◆ EXERCISE INPUT
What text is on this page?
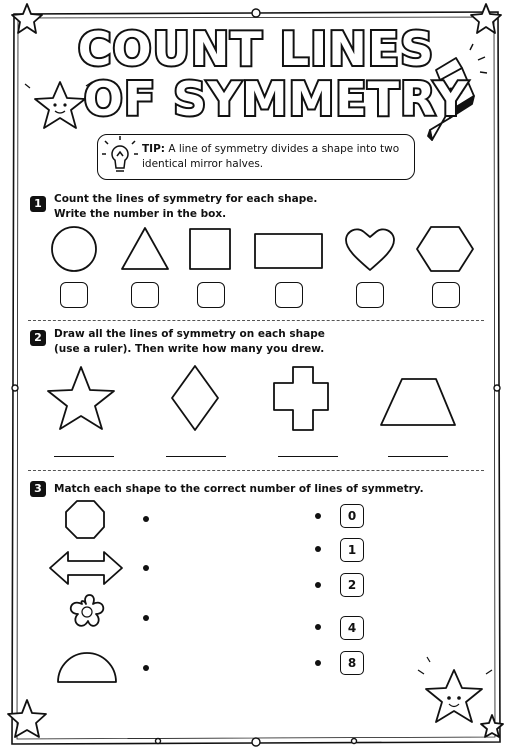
COUNT LINES
OF SYMMETRY
TIP: A line of symmetry divides a shape into two identical mirror halves.
1	Count the lines of symmetry for each shape.
Write the number in the box.
2	Draw all the lines of symmetry on each shape
(use a ruler). Then write how many you drew.
3	Match each shape to the correct number of lines of symmetry.
0
1
2
4
8
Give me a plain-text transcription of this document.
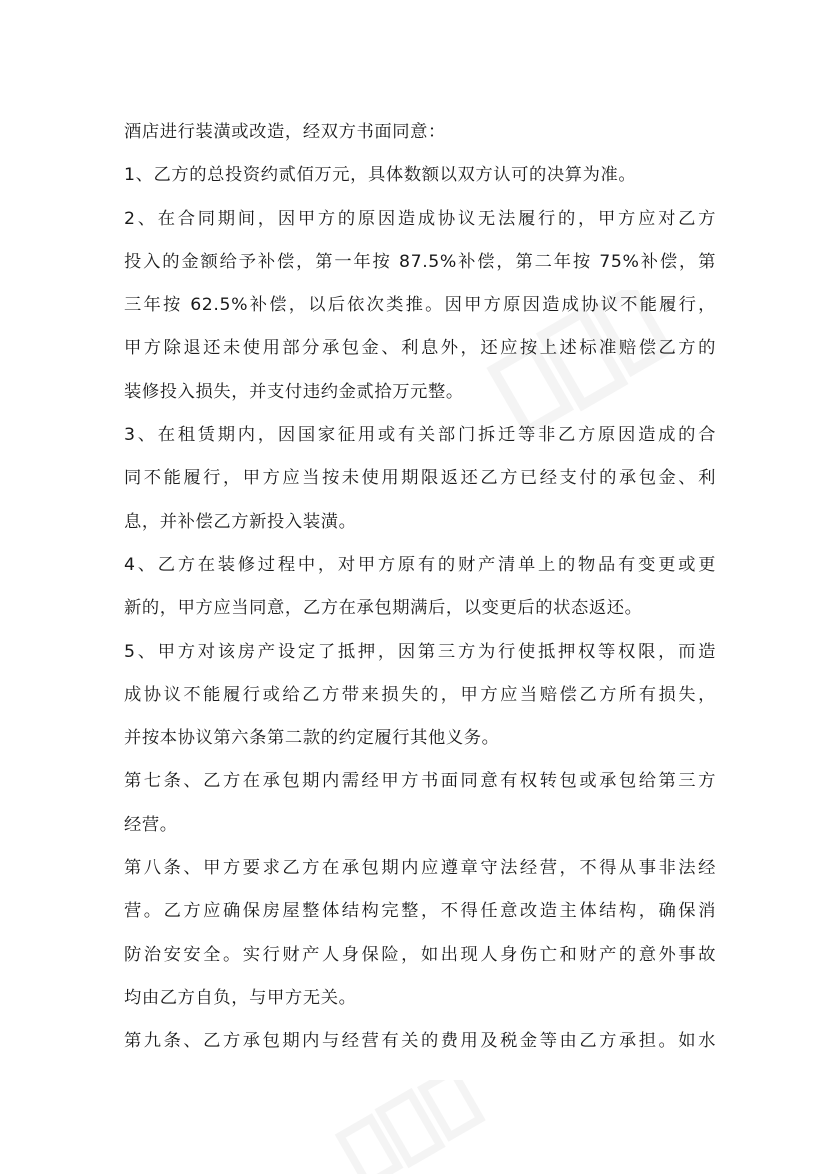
酒店进行装潢或改造，经双方书面同意：
1、乙方的总投资约贰佰万元，具体数额以双方认可的决算为准。
2、在合同期间，因甲方的原因造成协议无法履行的，甲方应对乙方
投入的金额给予补偿，第一年按 87.5%补偿，第二年按 75%补偿，第
三年按 62.5%补偿，以后依次类推。因甲方原因造成协议不能履行，
甲方除退还未使用部分承包金、利息外，还应按上述标准赔偿乙方的
装修投入损失，并支付违约金贰拾万元整。
3、在租赁期内，因国家征用或有关部门拆迁等非乙方原因造成的合
同不能履行，甲方应当按未使用期限返还乙方已经支付的承包金、利
息，并补偿乙方新投入装潢。
4、乙方在装修过程中，对甲方原有的财产清单上的物品有变更或更
新的，甲方应当同意，乙方在承包期满后，以变更后的状态返还。
5、甲方对该房产设定了抵押，因第三方为行使抵押权等权限，而造
成协议不能履行或给乙方带来损失的，甲方应当赔偿乙方所有损失，
并按本协议第六条第二款的约定履行其他义务。
第七条、乙方在承包期内需经甲方书面同意有权转包或承包给第三方
经营。
第八条、甲方要求乙方在承包期内应遵章守法经营，不得从事非法经
营。乙方应确保房屋整体结构完整，不得任意改造主体结构，确保消
防治安安全。实行财产人身保险，如出现人身伤亡和财产的意外事故
均由乙方自负，与甲方无关。
第九条、乙方承包期内与经营有关的费用及税金等由乙方承担。如水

◆ INSTRUCTION
Write out all the entries word for word, but skip any images.

◆ FINISHED EXERCISE
What text is on this page?
COUNT LINES
OF SYMMETRY
TIP: A line of symmetry divides a shape into two identical mirror halves.
1	Count the lines of symmetry for each shape.
Write the number in the box.
2	Draw all the lines of symmetry on each shape
(use a ruler). Then write how many you drew.
3	Match each shape to the correct number of lines of symmetry.
0
1
2
4
8
Give me a plain-text transcription of this document.
酒店进行装潢或改造，经双方书面同意：
1、乙方的总投资约贰佰万元，具体数额以双方认可的决算为准。
2、在合同期间，因甲方的原因造成协议无法履行的，甲方应对乙方
投入的金额给予补偿，第一年按 87.5%补偿，第二年按 75%补偿，第
三年按 62.5%补偿，以后依次类推。因甲方原因造成协议不能履行，
甲方除退还未使用部分承包金、利息外，还应按上述标准赔偿乙方的
装修投入损失，并支付违约金贰拾万元整。
3、在租赁期内，因国家征用或有关部门拆迁等非乙方原因造成的合
同不能履行，甲方应当按未使用期限返还乙方已经支付的承包金、利
息，并补偿乙方新投入装潢。
4、乙方在装修过程中，对甲方原有的财产清单上的物品有变更或更
新的，甲方应当同意，乙方在承包期满后，以变更后的状态返还。
5、甲方对该房产设定了抵押，因第三方为行使抵押权等权限，而造
成协议不能履行或给乙方带来损失的，甲方应当赔偿乙方所有损失，
并按本协议第六条第二款的约定履行其他义务。
第七条、乙方在承包期内需经甲方书面同意有权转包或承包给第三方
经营。
第八条、甲方要求乙方在承包期内应遵章守法经营，不得从事非法经
营。乙方应确保房屋整体结构完整，不得任意改造主体结构，确保消
防治安安全。实行财产人身保险，如出现人身伤亡和财产的意外事故
均由乙方自负，与甲方无关。
第九条、乙方承包期内与经营有关的费用及税金等由乙方承担。如水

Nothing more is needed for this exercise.